What the exercise asks — Below are records; state how many of their lines hold the word "liquidity", and give only the figure.

Exercise inputs —
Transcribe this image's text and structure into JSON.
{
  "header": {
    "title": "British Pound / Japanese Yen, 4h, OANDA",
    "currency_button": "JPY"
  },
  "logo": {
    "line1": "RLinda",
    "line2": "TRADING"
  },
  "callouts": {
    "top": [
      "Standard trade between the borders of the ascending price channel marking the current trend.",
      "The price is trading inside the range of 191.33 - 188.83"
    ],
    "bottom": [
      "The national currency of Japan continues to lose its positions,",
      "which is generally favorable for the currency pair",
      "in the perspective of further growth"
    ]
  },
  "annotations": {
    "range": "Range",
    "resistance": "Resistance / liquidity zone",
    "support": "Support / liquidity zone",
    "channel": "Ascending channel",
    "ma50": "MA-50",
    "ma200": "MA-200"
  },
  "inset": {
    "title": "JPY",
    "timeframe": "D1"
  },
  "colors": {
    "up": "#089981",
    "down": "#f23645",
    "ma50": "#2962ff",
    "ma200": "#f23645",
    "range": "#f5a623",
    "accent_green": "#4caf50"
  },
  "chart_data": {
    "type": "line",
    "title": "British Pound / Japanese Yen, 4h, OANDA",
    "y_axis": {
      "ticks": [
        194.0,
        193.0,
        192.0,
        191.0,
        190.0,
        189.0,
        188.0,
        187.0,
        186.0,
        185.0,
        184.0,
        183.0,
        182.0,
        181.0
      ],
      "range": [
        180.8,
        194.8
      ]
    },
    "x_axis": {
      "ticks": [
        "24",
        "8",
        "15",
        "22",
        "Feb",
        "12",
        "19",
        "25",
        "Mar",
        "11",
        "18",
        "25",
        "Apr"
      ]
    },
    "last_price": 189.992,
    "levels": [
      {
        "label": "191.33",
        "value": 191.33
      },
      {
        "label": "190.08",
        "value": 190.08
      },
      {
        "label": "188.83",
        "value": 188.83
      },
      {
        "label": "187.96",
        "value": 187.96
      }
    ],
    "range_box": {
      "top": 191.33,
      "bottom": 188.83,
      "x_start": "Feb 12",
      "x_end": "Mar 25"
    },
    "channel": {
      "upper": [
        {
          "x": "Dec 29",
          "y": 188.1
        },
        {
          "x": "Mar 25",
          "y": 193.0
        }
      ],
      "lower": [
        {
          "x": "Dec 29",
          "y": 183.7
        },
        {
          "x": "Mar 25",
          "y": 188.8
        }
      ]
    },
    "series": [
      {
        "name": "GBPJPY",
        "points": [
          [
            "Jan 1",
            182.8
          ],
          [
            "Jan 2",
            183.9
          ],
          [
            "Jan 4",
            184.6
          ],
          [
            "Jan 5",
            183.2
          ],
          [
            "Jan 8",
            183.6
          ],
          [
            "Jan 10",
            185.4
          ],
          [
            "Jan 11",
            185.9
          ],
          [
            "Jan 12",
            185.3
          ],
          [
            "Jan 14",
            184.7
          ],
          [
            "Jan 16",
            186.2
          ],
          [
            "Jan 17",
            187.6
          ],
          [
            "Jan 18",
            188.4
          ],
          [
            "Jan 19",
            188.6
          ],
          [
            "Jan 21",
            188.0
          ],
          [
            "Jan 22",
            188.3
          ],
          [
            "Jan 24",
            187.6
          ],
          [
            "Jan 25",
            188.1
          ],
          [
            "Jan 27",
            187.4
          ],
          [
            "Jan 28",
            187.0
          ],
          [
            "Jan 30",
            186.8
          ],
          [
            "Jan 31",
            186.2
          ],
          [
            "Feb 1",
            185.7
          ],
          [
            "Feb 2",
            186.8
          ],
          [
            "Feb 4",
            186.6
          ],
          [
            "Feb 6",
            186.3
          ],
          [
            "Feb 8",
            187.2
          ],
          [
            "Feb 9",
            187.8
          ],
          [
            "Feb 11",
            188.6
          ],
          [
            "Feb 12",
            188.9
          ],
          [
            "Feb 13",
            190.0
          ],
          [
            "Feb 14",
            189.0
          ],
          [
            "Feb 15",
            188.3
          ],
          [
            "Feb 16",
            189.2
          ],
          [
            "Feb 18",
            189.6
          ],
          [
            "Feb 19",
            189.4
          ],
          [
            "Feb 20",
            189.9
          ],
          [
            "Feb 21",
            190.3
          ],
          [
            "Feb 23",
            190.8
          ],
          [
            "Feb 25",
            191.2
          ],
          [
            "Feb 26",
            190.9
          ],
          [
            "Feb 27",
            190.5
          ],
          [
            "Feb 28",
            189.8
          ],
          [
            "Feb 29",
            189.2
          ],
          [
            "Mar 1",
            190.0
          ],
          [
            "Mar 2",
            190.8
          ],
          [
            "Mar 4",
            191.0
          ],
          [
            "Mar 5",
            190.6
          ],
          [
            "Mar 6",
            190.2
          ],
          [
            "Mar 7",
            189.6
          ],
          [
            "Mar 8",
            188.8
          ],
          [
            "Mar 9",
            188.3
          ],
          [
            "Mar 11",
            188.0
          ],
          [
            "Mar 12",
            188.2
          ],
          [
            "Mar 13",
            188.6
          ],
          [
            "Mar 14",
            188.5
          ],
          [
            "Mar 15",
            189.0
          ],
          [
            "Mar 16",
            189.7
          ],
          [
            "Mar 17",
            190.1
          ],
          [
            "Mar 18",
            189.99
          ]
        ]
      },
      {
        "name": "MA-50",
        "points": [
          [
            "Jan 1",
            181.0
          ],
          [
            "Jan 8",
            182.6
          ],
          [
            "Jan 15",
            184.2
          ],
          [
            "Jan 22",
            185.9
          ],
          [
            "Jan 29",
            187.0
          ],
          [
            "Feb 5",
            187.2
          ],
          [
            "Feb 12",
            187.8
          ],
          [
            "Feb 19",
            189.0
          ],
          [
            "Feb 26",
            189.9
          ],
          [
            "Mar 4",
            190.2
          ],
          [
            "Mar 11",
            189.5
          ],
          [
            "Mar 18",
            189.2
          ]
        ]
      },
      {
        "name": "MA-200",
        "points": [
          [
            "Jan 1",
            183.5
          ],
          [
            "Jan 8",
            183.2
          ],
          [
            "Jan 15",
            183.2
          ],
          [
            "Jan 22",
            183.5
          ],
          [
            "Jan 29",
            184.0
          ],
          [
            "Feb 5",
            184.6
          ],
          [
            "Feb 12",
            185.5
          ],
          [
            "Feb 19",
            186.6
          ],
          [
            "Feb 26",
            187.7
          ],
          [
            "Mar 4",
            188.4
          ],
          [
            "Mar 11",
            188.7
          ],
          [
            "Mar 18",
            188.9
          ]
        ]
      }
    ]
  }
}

Exercise solution — 2